:: Given information

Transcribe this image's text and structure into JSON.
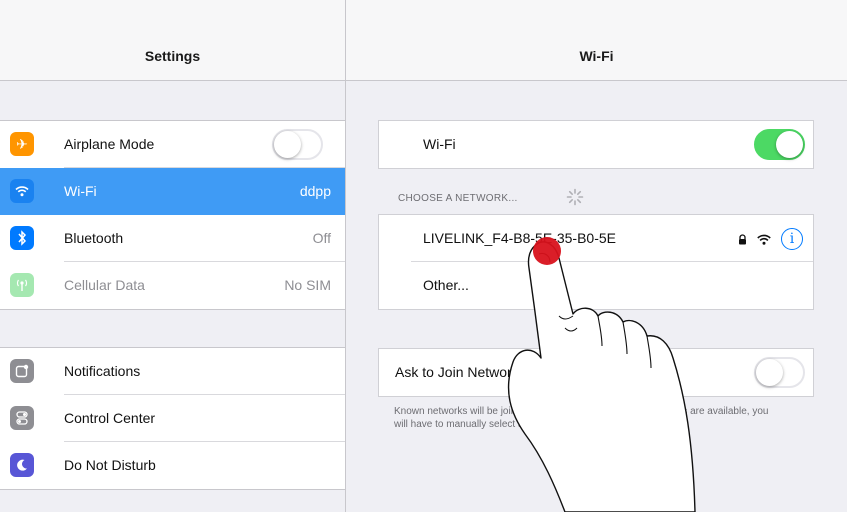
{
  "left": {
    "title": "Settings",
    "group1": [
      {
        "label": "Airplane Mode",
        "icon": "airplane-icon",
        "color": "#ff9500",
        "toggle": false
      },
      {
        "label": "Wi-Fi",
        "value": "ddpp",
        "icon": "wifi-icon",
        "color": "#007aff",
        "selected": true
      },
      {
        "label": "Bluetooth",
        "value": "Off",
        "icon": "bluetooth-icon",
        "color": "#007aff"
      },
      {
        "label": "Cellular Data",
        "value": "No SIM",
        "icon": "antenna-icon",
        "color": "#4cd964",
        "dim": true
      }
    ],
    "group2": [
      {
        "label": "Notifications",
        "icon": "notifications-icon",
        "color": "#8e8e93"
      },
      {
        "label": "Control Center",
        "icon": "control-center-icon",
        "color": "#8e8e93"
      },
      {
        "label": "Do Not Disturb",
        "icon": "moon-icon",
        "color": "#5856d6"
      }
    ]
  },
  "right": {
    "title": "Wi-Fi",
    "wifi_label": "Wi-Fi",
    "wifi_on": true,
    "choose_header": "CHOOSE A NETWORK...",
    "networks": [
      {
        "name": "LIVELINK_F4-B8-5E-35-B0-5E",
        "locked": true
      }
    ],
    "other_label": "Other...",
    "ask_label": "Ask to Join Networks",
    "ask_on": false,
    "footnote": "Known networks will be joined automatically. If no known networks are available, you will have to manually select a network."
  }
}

::::

* [Problem requirements]: For the material, find the number of lines holding the word "true" and give that figure and nothing more.

* [Exercise answer]: 4